* _DATA LISTING_:
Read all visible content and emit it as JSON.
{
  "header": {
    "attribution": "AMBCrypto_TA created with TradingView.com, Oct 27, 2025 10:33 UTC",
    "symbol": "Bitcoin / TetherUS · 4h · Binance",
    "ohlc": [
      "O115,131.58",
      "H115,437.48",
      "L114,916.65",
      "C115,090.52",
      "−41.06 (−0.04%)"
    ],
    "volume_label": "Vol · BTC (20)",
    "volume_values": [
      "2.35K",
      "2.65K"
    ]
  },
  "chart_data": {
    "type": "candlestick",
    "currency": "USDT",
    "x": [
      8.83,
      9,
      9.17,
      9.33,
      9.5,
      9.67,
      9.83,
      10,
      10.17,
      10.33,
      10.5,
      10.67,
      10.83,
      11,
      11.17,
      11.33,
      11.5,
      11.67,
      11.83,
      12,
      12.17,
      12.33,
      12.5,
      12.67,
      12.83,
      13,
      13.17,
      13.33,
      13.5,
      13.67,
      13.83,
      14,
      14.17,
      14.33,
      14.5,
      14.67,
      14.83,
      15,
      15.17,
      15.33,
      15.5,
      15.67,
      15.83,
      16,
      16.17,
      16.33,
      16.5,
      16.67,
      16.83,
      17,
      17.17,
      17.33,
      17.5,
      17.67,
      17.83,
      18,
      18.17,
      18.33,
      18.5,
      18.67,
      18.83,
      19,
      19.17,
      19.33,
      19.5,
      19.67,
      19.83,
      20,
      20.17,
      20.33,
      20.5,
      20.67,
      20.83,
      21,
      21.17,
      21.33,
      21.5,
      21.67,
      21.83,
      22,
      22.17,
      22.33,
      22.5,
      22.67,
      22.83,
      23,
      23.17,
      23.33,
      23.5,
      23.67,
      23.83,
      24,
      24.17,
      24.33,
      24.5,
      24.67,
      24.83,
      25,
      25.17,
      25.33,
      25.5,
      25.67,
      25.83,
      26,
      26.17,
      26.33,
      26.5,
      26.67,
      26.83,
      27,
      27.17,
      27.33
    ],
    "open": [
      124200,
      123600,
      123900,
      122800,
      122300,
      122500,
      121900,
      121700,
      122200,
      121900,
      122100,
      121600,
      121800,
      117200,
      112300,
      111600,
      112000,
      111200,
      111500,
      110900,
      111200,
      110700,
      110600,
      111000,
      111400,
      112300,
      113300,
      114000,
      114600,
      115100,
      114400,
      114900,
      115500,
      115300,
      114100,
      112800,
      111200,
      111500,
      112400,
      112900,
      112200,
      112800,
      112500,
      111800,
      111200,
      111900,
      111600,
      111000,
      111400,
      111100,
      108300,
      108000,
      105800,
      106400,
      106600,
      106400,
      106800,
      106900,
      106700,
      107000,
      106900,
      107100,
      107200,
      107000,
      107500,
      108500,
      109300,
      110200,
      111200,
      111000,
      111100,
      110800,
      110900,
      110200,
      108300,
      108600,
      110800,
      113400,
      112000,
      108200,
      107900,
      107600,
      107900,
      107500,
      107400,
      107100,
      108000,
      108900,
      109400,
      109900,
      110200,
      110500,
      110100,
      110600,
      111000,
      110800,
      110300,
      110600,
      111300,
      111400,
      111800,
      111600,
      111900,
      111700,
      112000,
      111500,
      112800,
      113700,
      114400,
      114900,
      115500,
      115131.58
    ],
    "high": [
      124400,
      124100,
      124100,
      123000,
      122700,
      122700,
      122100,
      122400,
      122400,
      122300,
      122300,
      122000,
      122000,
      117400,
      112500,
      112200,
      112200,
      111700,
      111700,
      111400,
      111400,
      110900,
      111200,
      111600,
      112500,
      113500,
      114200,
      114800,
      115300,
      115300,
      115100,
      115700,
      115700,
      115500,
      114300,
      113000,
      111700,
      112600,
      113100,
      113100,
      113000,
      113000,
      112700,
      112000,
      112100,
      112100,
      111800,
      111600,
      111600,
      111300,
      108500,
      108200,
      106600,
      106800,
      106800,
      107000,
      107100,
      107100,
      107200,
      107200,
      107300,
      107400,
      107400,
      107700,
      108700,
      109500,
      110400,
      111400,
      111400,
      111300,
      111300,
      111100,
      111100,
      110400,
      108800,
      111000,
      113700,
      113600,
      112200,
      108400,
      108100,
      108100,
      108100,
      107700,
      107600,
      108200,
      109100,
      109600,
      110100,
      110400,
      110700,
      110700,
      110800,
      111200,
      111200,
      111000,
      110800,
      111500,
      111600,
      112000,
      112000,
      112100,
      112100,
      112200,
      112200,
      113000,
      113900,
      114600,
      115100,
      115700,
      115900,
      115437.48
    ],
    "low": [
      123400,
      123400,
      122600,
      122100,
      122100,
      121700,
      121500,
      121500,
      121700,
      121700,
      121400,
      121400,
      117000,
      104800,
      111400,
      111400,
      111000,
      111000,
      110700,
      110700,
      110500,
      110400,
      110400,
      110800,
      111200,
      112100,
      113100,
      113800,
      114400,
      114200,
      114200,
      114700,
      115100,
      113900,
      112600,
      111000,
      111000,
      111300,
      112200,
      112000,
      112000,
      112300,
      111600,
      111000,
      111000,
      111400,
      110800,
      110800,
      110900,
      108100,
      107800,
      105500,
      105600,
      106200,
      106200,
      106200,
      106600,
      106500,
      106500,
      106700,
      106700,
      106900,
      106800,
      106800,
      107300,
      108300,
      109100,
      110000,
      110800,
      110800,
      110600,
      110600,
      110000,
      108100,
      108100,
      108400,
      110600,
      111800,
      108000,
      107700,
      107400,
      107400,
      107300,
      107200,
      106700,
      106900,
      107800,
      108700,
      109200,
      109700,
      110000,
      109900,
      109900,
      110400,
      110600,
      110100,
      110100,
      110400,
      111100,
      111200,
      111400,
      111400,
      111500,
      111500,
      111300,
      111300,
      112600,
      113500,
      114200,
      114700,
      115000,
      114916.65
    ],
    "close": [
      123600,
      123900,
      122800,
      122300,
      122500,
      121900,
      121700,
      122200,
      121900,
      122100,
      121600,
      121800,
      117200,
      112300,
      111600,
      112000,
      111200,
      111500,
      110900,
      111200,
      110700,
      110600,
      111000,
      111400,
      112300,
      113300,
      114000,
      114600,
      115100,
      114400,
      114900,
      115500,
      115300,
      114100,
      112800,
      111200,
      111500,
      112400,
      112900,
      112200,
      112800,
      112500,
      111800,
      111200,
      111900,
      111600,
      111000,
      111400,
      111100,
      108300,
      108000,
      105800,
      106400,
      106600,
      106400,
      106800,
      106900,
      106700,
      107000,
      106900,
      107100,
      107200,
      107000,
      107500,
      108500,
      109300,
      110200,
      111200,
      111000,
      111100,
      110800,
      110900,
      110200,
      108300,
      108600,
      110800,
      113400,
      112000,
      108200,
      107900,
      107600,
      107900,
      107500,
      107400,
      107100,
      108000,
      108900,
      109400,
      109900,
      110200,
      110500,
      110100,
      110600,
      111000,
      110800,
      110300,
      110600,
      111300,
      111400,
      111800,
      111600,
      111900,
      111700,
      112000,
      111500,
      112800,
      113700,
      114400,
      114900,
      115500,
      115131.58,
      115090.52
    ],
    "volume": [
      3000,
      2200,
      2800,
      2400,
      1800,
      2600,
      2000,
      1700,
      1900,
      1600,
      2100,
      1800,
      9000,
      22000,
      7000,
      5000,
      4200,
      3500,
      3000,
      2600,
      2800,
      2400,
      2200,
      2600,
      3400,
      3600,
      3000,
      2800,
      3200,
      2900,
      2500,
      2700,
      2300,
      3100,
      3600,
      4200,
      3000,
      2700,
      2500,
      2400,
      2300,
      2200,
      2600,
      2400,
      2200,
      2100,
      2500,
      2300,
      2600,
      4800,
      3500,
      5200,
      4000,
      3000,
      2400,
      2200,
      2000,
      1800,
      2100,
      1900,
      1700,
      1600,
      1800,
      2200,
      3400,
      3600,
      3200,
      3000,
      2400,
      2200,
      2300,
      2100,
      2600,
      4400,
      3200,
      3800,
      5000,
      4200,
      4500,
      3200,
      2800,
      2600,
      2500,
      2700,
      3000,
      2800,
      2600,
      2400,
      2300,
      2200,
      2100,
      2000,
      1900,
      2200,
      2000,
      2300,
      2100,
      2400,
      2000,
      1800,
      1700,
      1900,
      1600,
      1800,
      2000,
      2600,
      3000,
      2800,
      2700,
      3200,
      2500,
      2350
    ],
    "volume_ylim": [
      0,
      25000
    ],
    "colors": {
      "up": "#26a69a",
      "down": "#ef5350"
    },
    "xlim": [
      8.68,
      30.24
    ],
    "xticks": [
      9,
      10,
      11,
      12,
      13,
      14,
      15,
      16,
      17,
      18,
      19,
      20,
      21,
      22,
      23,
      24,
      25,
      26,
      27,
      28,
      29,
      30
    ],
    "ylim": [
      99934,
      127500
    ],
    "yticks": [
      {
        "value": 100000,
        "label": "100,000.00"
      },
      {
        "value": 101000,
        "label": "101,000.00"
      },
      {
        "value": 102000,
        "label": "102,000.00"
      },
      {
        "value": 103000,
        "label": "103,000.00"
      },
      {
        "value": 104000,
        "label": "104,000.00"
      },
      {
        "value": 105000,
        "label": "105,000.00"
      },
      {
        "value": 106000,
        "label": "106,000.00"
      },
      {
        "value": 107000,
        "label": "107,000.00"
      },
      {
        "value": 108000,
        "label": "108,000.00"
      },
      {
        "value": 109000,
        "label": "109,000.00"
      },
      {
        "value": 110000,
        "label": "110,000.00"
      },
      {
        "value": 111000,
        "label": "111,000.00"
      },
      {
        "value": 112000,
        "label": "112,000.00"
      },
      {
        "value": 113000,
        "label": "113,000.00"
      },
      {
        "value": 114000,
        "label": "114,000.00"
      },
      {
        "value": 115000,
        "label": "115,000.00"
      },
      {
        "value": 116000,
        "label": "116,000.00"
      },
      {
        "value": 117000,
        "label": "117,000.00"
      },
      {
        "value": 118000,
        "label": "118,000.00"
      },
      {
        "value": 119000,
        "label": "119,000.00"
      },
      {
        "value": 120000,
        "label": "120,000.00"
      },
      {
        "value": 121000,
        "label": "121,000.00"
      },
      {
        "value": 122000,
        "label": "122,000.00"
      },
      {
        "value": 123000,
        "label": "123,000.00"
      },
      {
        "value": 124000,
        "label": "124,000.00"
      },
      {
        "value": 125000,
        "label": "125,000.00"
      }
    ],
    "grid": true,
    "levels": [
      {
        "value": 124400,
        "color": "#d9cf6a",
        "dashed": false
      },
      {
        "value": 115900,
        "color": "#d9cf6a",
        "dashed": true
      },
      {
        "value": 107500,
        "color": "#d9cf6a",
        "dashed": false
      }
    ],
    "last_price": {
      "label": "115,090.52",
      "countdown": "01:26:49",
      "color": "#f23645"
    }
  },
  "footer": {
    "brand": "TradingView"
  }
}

* _WHAT NEEDS TO BE DONE_: Where a line contains "TradingView", copy that line.

* _TASK SOLUTION_:
    "attribution": "AMBCrypto_TA created with TradingView.com, Oct 27, 2025 10:33 UTC",
    "brand": "TradingView"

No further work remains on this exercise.